Records from a collection:

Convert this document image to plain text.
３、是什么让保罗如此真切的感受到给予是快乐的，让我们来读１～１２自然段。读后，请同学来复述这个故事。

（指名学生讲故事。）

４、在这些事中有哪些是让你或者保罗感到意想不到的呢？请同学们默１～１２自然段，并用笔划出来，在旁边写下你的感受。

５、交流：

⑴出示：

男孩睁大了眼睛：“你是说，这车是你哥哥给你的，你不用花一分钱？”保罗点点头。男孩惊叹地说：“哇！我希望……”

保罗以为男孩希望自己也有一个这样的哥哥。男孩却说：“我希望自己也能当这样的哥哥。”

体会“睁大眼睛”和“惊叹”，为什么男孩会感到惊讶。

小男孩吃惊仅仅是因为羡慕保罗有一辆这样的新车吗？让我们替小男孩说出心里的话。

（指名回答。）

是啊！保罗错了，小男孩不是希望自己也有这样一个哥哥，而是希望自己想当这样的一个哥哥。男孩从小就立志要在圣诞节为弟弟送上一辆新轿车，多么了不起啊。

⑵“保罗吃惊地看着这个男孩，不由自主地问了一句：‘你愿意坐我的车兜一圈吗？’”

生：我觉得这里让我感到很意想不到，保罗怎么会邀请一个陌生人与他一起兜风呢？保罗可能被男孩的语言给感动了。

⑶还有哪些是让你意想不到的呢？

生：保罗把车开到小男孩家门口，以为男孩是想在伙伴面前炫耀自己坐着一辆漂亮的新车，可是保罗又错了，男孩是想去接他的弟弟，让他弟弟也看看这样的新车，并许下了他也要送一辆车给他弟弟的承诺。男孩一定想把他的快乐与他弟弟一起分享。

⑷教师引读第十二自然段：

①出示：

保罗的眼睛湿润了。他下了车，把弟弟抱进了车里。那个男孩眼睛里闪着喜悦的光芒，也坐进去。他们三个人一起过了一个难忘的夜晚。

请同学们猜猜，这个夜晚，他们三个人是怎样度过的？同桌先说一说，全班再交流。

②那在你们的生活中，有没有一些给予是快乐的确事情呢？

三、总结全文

Exercise prompt:
Using the listing above, retype each line exactly.

Answer:
Convert this document image to plain text.
３、是什么让保罗如此真切的感受到给予是快乐的，让我们来读１～１２自然段。读后，请同学来复述这个故事。

（指名学生讲故事。）

４、在这些事中有哪些是让你或者保罗感到意想不到的呢？请同学们默１～１２自然段，并用笔划出来，在旁边写下你的感受。

５、交流：

⑴出示：

男孩睁大了眼睛：“你是说，这车是你哥哥给你的，你不用花一分钱？”保罗点点头。男孩惊叹地说：“哇！我希望……”

保罗以为男孩希望自己也有一个这样的哥哥。男孩却说：“我希望自己也能当这样的哥哥。”

体会“睁大眼睛”和“惊叹”，为什么男孩会感到惊讶。

小男孩吃惊仅仅是因为羡慕保罗有一辆这样的新车吗？让我们替小男孩说出心里的话。

（指名回答。）

是啊！保罗错了，小男孩不是希望自己也有这样一个哥哥，而是希望自己想当这样的一个哥哥。男孩从小就立志要在圣诞节为弟弟送上一辆新轿车，多么了不起啊。

⑵“保罗吃惊地看着这个男孩，不由自主地问了一句：‘你愿意坐我的车兜一圈吗？’”

生：我觉得这里让我感到很意想不到，保罗怎么会邀请一个陌生人与他一起兜风呢？保罗可能被男孩的语言给感动了。

⑶还有哪些是让你意想不到的呢？

生：保罗把车开到小男孩家门口，以为男孩是想在伙伴面前炫耀自己坐着一辆漂亮的新车，可是保罗又错了，男孩是想去接他的弟弟，让他弟弟也看看这样的新车，并许下了他也要送一辆车给他弟弟的承诺。男孩一定想把他的快乐与他弟弟一起分享。

⑷教师引读第十二自然段：

①出示：

保罗的眼睛湿润了。他下了车，把弟弟抱进了车里。那个男孩眼睛里闪着喜悦的光芒，也坐进去。他们三个人一起过了一个难忘的夜晚。

请同学们猜猜，这个夜晚，他们三个人是怎样度过的？同桌先说一说，全班再交流。

②那在你们的生活中，有没有一些给予是快乐的确事情呢？

三、总结全文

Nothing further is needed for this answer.